+++ Extracted data

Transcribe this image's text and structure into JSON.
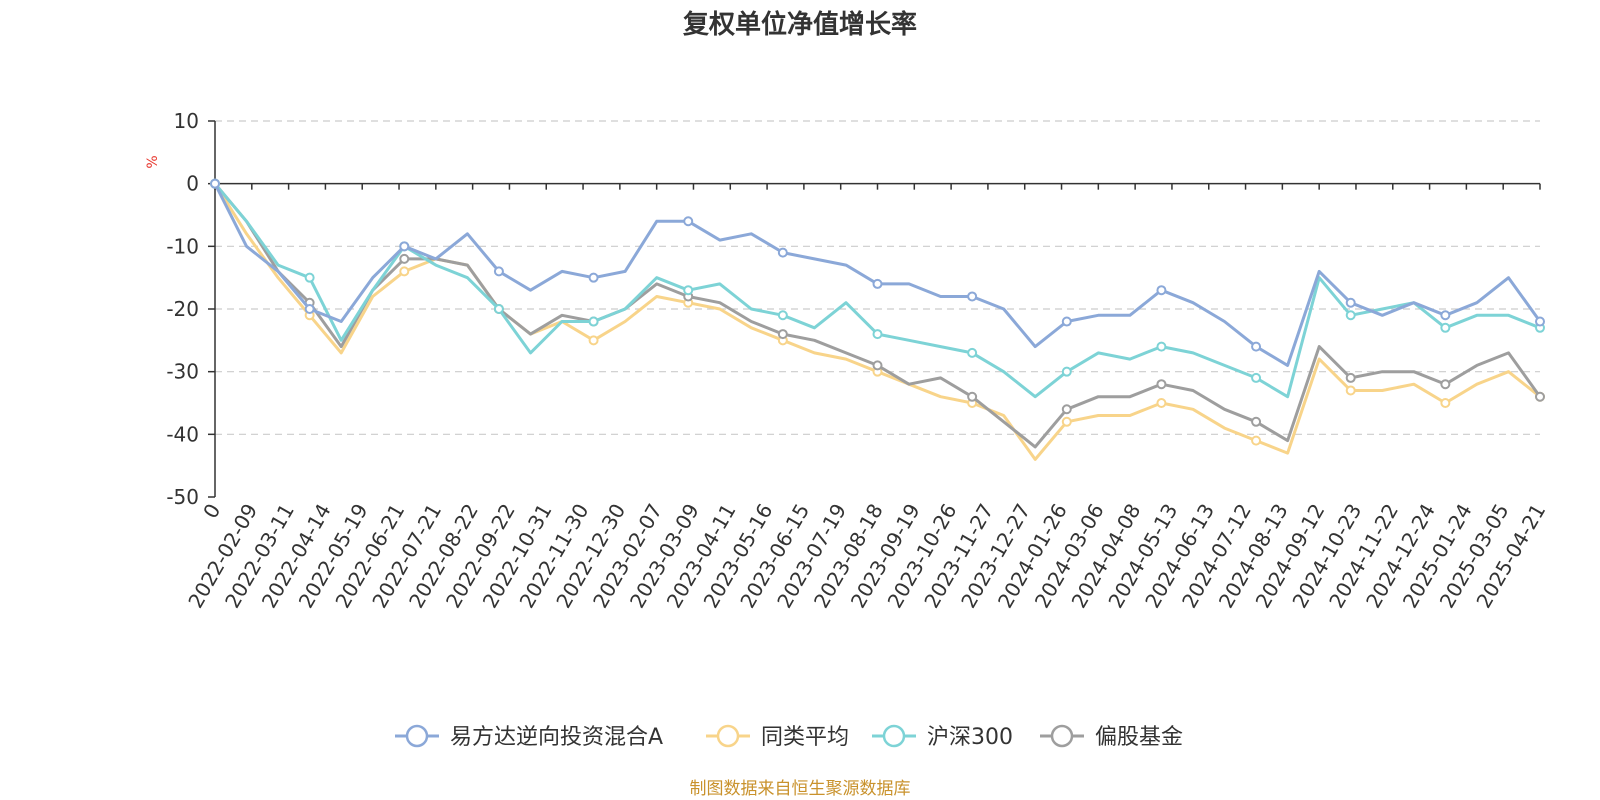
{
  "chart_data": {
    "type": "line",
    "title": "复权单位净值增长率",
    "unit_label": "%",
    "source_note": "制图数据来自恒生聚源数据库",
    "ylim": [
      -50,
      10
    ],
    "yticks": [
      10,
      0,
      -10,
      -20,
      -30,
      -40,
      -50
    ],
    "grid": "horizontal dashed",
    "legend_position": "bottom-center",
    "x_tick_labels": [
      "0",
      "2022-02-09",
      "2022-03-11",
      "2022-04-14",
      "2022-05-19",
      "2022-06-21",
      "2022-07-21",
      "2022-08-22",
      "2022-09-22",
      "2022-10-31",
      "2022-11-30",
      "2022-12-30",
      "2023-02-07",
      "2023-03-09",
      "2023-04-11",
      "2023-05-16",
      "2023-06-15",
      "2023-07-19",
      "2023-08-18",
      "2023-09-19",
      "2023-10-26",
      "2023-11-27",
      "2023-12-27",
      "2024-01-26",
      "2024-03-06",
      "2024-04-08",
      "2024-05-13",
      "2024-06-13",
      "2024-07-12",
      "2024-08-13",
      "2024-09-12",
      "2024-10-23",
      "2024-11-22",
      "2024-12-24",
      "2025-01-24",
      "2025-03-05",
      "2025-04-21"
    ],
    "series": [
      {
        "name": "易方达逆向投资混合A",
        "color": "#8ba8d8",
        "values": [
          0,
          -10,
          -14,
          -20,
          -22,
          -15,
          -10,
          -12,
          -8,
          -14,
          -17,
          -14,
          -15,
          -14,
          -6,
          -6,
          -9,
          -8,
          -11,
          -12,
          -13,
          -16,
          -16,
          -18,
          -18,
          -20,
          -26,
          -22,
          -21,
          -21,
          -17,
          -19,
          -22,
          -26,
          -29,
          -14,
          -19,
          -21,
          -19,
          -21,
          -19,
          -15,
          -22
        ]
      },
      {
        "name": "同类平均",
        "color": "#f8d48a",
        "values": [
          0,
          -8,
          -15,
          -21,
          -27,
          -18,
          -14,
          -12,
          -13,
          -20,
          -24,
          -22,
          -25,
          -22,
          -18,
          -19,
          -20,
          -23,
          -25,
          -27,
          -28,
          -30,
          -32,
          -34,
          -35,
          -37,
          -44,
          -38,
          -37,
          -37,
          -35,
          -36,
          -39,
          -41,
          -43,
          -28,
          -33,
          -33,
          -32,
          -35,
          -32,
          -30,
          -34
        ]
      },
      {
        "name": "沪深300",
        "color": "#7dd3d6",
        "values": [
          0,
          -6,
          -13,
          -15,
          -25,
          -17,
          -10,
          -13,
          -15,
          -20,
          -27,
          -22,
          -22,
          -20,
          -15,
          -17,
          -16,
          -20,
          -21,
          -23,
          -19,
          -24,
          -25,
          -26,
          -27,
          -30,
          -34,
          -30,
          -27,
          -28,
          -26,
          -27,
          -29,
          -31,
          -34,
          -15,
          -21,
          -20,
          -19,
          -23,
          -21,
          -21,
          -23
        ]
      },
      {
        "name": "偏股基金",
        "color": "#9e9e9e",
        "values": [
          0,
          -6,
          -14,
          -19,
          -26,
          -17,
          -12,
          -12,
          -13,
          -20,
          -24,
          -21,
          -22,
          -20,
          -16,
          -18,
          -19,
          -22,
          -24,
          -25,
          -27,
          -29,
          -32,
          -31,
          -34,
          -38,
          -42,
          -36,
          -34,
          -34,
          -32,
          -33,
          -36,
          -38,
          -41,
          -26,
          -31,
          -30,
          -30,
          -32,
          -29,
          -27,
          -34
        ]
      }
    ]
  }
}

++++++

● What the task requires:
Skip every picture and transcribe the data above exactly.

● Answer to this task:
Transcribe this image's text and structure into JSON.
{
  "chart_data": {
    "type": "line",
    "title": "复权单位净值增长率",
    "unit_label": "%",
    "source_note": "制图数据来自恒生聚源数据库",
    "ylim": [
      -50,
      10
    ],
    "yticks": [
      10,
      0,
      -10,
      -20,
      -30,
      -40,
      -50
    ],
    "grid": "horizontal dashed",
    "legend_position": "bottom-center",
    "x_tick_labels": [
      "0",
      "2022-02-09",
      "2022-03-11",
      "2022-04-14",
      "2022-05-19",
      "2022-06-21",
      "2022-07-21",
      "2022-08-22",
      "2022-09-22",
      "2022-10-31",
      "2022-11-30",
      "2022-12-30",
      "2023-02-07",
      "2023-03-09",
      "2023-04-11",
      "2023-05-16",
      "2023-06-15",
      "2023-07-19",
      "2023-08-18",
      "2023-09-19",
      "2023-10-26",
      "2023-11-27",
      "2023-12-27",
      "2024-01-26",
      "2024-03-06",
      "2024-04-08",
      "2024-05-13",
      "2024-06-13",
      "2024-07-12",
      "2024-08-13",
      "2024-09-12",
      "2024-10-23",
      "2024-11-22",
      "2024-12-24",
      "2025-01-24",
      "2025-03-05",
      "2025-04-21"
    ],
    "series": [
      {
        "name": "易方达逆向投资混合A",
        "color": "#8ba8d8",
        "values": [
          0,
          -10,
          -14,
          -20,
          -22,
          -15,
          -10,
          -12,
          -8,
          -14,
          -17,
          -14,
          -15,
          -14,
          -6,
          -6,
          -9,
          -8,
          -11,
          -12,
          -13,
          -16,
          -16,
          -18,
          -18,
          -20,
          -26,
          -22,
          -21,
          -21,
          -17,
          -19,
          -22,
          -26,
          -29,
          -14,
          -19,
          -21,
          -19,
          -21,
          -19,
          -15,
          -22
        ]
      },
      {
        "name": "同类平均",
        "color": "#f8d48a",
        "values": [
          0,
          -8,
          -15,
          -21,
          -27,
          -18,
          -14,
          -12,
          -13,
          -20,
          -24,
          -22,
          -25,
          -22,
          -18,
          -19,
          -20,
          -23,
          -25,
          -27,
          -28,
          -30,
          -32,
          -34,
          -35,
          -37,
          -44,
          -38,
          -37,
          -37,
          -35,
          -36,
          -39,
          -41,
          -43,
          -28,
          -33,
          -33,
          -32,
          -35,
          -32,
          -30,
          -34
        ]
      },
      {
        "name": "沪深300",
        "color": "#7dd3d6",
        "values": [
          0,
          -6,
          -13,
          -15,
          -25,
          -17,
          -10,
          -13,
          -15,
          -20,
          -27,
          -22,
          -22,
          -20,
          -15,
          -17,
          -16,
          -20,
          -21,
          -23,
          -19,
          -24,
          -25,
          -26,
          -27,
          -30,
          -34,
          -30,
          -27,
          -28,
          -26,
          -27,
          -29,
          -31,
          -34,
          -15,
          -21,
          -20,
          -19,
          -23,
          -21,
          -21,
          -23
        ]
      },
      {
        "name": "偏股基金",
        "color": "#9e9e9e",
        "values": [
          0,
          -6,
          -14,
          -19,
          -26,
          -17,
          -12,
          -12,
          -13,
          -20,
          -24,
          -21,
          -22,
          -20,
          -16,
          -18,
          -19,
          -22,
          -24,
          -25,
          -27,
          -29,
          -32,
          -31,
          -34,
          -38,
          -42,
          -36,
          -34,
          -34,
          -32,
          -33,
          -36,
          -38,
          -41,
          -26,
          -31,
          -30,
          -30,
          -32,
          -29,
          -27,
          -34
        ]
      }
    ]
  }
}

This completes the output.